— Start RECORDS —

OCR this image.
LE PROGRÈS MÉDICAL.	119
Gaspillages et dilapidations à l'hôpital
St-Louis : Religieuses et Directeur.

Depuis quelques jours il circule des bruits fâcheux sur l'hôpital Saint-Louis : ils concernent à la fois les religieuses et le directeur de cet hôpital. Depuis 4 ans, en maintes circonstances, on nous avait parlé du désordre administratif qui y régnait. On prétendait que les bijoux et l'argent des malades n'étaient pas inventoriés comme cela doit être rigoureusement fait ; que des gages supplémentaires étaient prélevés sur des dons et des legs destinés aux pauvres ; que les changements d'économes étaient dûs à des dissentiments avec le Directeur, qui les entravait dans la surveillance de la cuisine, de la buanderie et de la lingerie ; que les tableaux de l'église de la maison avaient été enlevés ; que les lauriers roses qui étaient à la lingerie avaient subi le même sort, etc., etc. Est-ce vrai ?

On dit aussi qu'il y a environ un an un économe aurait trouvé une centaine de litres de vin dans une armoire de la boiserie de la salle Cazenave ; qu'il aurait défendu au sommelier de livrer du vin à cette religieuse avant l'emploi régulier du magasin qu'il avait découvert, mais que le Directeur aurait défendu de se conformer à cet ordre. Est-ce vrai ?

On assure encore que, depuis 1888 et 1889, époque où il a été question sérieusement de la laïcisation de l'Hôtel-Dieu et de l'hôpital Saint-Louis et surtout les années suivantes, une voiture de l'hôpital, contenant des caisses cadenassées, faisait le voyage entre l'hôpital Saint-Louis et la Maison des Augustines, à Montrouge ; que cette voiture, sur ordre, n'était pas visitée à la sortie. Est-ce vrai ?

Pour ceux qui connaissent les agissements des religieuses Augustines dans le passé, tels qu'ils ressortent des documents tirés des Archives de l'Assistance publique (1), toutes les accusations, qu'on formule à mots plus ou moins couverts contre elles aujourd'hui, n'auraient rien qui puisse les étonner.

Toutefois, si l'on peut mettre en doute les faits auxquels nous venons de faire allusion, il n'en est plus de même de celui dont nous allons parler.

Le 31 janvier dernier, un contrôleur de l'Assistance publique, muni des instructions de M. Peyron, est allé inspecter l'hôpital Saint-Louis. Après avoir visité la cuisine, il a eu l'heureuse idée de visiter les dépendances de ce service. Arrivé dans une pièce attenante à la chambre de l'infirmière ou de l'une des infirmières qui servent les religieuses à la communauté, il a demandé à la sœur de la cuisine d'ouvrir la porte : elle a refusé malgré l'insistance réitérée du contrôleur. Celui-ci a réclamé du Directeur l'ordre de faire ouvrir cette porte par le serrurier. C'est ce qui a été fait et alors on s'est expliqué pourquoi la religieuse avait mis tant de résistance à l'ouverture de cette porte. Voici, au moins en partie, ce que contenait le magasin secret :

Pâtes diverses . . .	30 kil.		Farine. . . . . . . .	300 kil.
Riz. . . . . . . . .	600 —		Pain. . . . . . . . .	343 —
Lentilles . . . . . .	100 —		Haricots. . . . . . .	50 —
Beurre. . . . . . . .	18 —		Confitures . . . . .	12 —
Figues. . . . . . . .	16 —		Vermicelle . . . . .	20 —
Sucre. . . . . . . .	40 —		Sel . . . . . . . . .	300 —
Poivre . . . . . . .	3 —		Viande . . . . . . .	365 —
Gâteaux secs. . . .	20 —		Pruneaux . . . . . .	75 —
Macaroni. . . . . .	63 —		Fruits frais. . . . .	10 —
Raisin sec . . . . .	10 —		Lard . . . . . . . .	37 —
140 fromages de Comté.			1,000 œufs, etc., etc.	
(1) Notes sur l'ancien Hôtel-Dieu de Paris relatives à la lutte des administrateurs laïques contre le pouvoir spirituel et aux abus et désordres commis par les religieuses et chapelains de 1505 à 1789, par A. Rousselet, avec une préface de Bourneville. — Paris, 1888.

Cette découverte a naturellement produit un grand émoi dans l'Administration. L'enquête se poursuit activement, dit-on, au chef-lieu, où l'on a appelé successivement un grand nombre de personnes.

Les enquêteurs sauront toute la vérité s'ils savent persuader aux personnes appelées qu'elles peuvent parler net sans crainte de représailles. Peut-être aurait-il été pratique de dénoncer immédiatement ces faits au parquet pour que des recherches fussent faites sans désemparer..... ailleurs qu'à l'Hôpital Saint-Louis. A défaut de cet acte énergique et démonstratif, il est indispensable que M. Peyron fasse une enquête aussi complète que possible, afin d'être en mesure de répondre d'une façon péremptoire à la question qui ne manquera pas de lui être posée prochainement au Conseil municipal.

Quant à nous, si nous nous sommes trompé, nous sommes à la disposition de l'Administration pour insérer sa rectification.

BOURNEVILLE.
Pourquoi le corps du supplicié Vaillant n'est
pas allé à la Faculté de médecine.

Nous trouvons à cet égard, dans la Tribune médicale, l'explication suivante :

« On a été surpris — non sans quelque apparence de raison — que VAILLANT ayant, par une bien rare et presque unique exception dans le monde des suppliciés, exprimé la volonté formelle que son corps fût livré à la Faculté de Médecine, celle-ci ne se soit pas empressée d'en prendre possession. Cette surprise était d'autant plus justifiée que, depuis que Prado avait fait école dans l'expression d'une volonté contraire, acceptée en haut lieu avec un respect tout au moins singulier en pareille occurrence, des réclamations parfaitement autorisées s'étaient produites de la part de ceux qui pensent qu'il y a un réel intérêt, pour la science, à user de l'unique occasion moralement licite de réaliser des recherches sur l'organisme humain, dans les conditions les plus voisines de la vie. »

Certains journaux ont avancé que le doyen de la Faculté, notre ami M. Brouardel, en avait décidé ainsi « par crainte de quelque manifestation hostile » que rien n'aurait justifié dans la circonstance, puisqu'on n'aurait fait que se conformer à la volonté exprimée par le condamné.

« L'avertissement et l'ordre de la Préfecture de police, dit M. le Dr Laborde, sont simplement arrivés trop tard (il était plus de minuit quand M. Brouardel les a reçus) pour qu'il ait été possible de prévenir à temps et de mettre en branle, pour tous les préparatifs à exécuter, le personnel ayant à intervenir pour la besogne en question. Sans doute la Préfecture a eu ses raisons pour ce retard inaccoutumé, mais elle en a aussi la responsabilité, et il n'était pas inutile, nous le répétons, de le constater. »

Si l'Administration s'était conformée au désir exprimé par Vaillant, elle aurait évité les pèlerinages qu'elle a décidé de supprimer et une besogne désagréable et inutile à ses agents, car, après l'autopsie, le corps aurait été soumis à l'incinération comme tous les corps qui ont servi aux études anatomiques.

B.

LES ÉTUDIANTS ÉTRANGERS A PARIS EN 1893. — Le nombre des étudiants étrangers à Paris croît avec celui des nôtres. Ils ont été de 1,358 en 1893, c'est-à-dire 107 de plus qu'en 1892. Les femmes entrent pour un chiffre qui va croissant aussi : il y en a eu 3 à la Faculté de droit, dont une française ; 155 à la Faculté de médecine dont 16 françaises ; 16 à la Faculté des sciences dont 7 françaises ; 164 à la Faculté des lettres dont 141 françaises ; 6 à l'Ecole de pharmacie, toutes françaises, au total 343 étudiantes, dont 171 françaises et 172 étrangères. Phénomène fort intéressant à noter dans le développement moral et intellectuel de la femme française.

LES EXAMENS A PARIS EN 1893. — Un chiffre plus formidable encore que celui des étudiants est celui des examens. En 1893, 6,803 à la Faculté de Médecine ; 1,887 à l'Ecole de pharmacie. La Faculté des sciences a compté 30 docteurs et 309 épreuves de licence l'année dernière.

— End RECORDS —

• [WHAT THE EXERCISE ASKS]: Reproduce the data shown above exactly.

• [RESULT BELOW]:
OCR this image.
LE PROGRÈS MÉDICAL.	119
Gaspillages et dilapidations à l'hôpital
St-Louis : Religieuses et Directeur.

Depuis quelques jours il circule des bruits fâcheux sur l'hôpital Saint-Louis : ils concernent à la fois les religieuses et le directeur de cet hôpital. Depuis 4 ans, en maintes circonstances, on nous avait parlé du désordre administratif qui y régnait. On prétendait que les bijoux et l'argent des malades n'étaient pas inventoriés comme cela doit être rigoureusement fait ; que des gages supplémentaires étaient prélevés sur des dons et des legs destinés aux pauvres ; que les changements d'économes étaient dûs à des dissentiments avec le Directeur, qui les entravait dans la surveillance de la cuisine, de la buanderie et de la lingerie ; que les tableaux de l'église de la maison avaient été enlevés ; que les lauriers roses qui étaient à la lingerie avaient subi le même sort, etc., etc. Est-ce vrai ?

On dit aussi qu'il y a environ un an un économe aurait trouvé une centaine de litres de vin dans une armoire de la boiserie de la salle Cazenave ; qu'il aurait défendu au sommelier de livrer du vin à cette religieuse avant l'emploi régulier du magasin qu'il avait découvert, mais que le Directeur aurait défendu de se conformer à cet ordre. Est-ce vrai ?

On assure encore que, depuis 1888 et 1889, époque où il a été question sérieusement de la laïcisation de l'Hôtel-Dieu et de l'hôpital Saint-Louis et surtout les années suivantes, une voiture de l'hôpital, contenant des caisses cadenassées, faisait le voyage entre l'hôpital Saint-Louis et la Maison des Augustines, à Montrouge ; que cette voiture, sur ordre, n'était pas visitée à la sortie. Est-ce vrai ?

Pour ceux qui connaissent les agissements des religieuses Augustines dans le passé, tels qu'ils ressortent des documents tirés des Archives de l'Assistance publique (1), toutes les accusations, qu'on formule à mots plus ou moins couverts contre elles aujourd'hui, n'auraient rien qui puisse les étonner.

Toutefois, si l'on peut mettre en doute les faits auxquels nous venons de faire allusion, il n'en est plus de même de celui dont nous allons parler.

Le 31 janvier dernier, un contrôleur de l'Assistance publique, muni des instructions de M. Peyron, est allé inspecter l'hôpital Saint-Louis. Après avoir visité la cuisine, il a eu l'heureuse idée de visiter les dépendances de ce service. Arrivé dans une pièce attenante à la chambre de l'infirmière ou de l'une des infirmières qui servent les religieuses à la communauté, il a demandé à la sœur de la cuisine d'ouvrir la porte : elle a refusé malgré l'insistance réitérée du contrôleur. Celui-ci a réclamé du Directeur l'ordre de faire ouvrir cette porte par le serrurier. C'est ce qui a été fait et alors on s'est expliqué pourquoi la religieuse avait mis tant de résistance à l'ouverture de cette porte. Voici, au moins en partie, ce que contenait le magasin secret :

Pâtes diverses . . .	30 kil.		Farine. . . . . . . .	300 kil.
Riz. . . . . . . . .	600 —		Pain. . . . . . . . .	343 —
Lentilles . . . . . .	100 —		Haricots. . . . . . .	50 —
Beurre. . . . . . . .	18 —		Confitures . . . . .	12 —
Figues. . . . . . . .	16 —		Vermicelle . . . . .	20 —
Sucre. . . . . . . .	40 —		Sel . . . . . . . . .	300 —
Poivre . . . . . . .	3 —		Viande . . . . . . .	365 —
Gâteaux secs. . . .	20 —		Pruneaux . . . . . .	75 —
Macaroni. . . . . .	63 —		Fruits frais. . . . .	10 —
Raisin sec . . . . .	10 —		Lard . . . . . . . .	37 —
140 fromages de Comté.			1,000 œufs, etc., etc.	
(1) Notes sur l'ancien Hôtel-Dieu de Paris relatives à la lutte des administrateurs laïques contre le pouvoir spirituel et aux abus et désordres commis par les religieuses et chapelains de 1505 à 1789, par A. Rousselet, avec une préface de Bourneville. — Paris, 1888.

Cette découverte a naturellement produit un grand émoi dans l'Administration. L'enquête se poursuit activement, dit-on, au chef-lieu, où l'on a appelé successivement un grand nombre de personnes.

Les enquêteurs sauront toute la vérité s'ils savent persuader aux personnes appelées qu'elles peuvent parler net sans crainte de représailles. Peut-être aurait-il été pratique de dénoncer immédiatement ces faits au parquet pour que des recherches fussent faites sans désemparer..... ailleurs qu'à l'Hôpital Saint-Louis. A défaut de cet acte énergique et démonstratif, il est indispensable que M. Peyron fasse une enquête aussi complète que possible, afin d'être en mesure de répondre d'une façon péremptoire à la question qui ne manquera pas de lui être posée prochainement au Conseil municipal.

Quant à nous, si nous nous sommes trompé, nous sommes à la disposition de l'Administration pour insérer sa rectification.

BOURNEVILLE.
Pourquoi le corps du supplicié Vaillant n'est
pas allé à la Faculté de médecine.

Nous trouvons à cet égard, dans la Tribune médicale, l'explication suivante :

« On a été surpris — non sans quelque apparence de raison — que VAILLANT ayant, par une bien rare et presque unique exception dans le monde des suppliciés, exprimé la volonté formelle que son corps fût livré à la Faculté de Médecine, celle-ci ne se soit pas empressée d'en prendre possession. Cette surprise était d'autant plus justifiée que, depuis que Prado avait fait école dans l'expression d'une volonté contraire, acceptée en haut lieu avec un respect tout au moins singulier en pareille occurrence, des réclamations parfaitement autorisées s'étaient produites de la part de ceux qui pensent qu'il y a un réel intérêt, pour la science, à user de l'unique occasion moralement licite de réaliser des recherches sur l'organisme humain, dans les conditions les plus voisines de la vie. »

Certains journaux ont avancé que le doyen de la Faculté, notre ami M. Brouardel, en avait décidé ainsi « par crainte de quelque manifestation hostile » que rien n'aurait justifié dans la circonstance, puisqu'on n'aurait fait que se conformer à la volonté exprimée par le condamné.

« L'avertissement et l'ordre de la Préfecture de police, dit M. le Dr Laborde, sont simplement arrivés trop tard (il était plus de minuit quand M. Brouardel les a reçus) pour qu'il ait été possible de prévenir à temps et de mettre en branle, pour tous les préparatifs à exécuter, le personnel ayant à intervenir pour la besogne en question. Sans doute la Préfecture a eu ses raisons pour ce retard inaccoutumé, mais elle en a aussi la responsabilité, et il n'était pas inutile, nous le répétons, de le constater. »

Si l'Administration s'était conformée au désir exprimé par Vaillant, elle aurait évité les pèlerinages qu'elle a décidé de supprimer et une besogne désagréable et inutile à ses agents, car, après l'autopsie, le corps aurait été soumis à l'incinération comme tous les corps qui ont servi aux études anatomiques.

B.

LES ÉTUDIANTS ÉTRANGERS A PARIS EN 1893. — Le nombre des étudiants étrangers à Paris croît avec celui des nôtres. Ils ont été de 1,358 en 1893, c'est-à-dire 107 de plus qu'en 1892. Les femmes entrent pour un chiffre qui va croissant aussi : il y en a eu 3 à la Faculté de droit, dont une française ; 155 à la Faculté de médecine dont 16 françaises ; 16 à la Faculté des sciences dont 7 françaises ; 164 à la Faculté des lettres dont 141 françaises ; 6 à l'Ecole de pharmacie, toutes françaises, au total 343 étudiantes, dont 171 françaises et 172 étrangères. Phénomène fort intéressant à noter dans le développement moral et intellectuel de la femme française.

LES EXAMENS A PARIS EN 1893. — Un chiffre plus formidable encore que celui des étudiants est celui des examens. En 1893, 6,803 à la Faculté de Médecine ; 1,887 à l'Ecole de pharmacie. La Faculté des sciences a compté 30 docteurs et 309 épreuves de licence l'année dernière.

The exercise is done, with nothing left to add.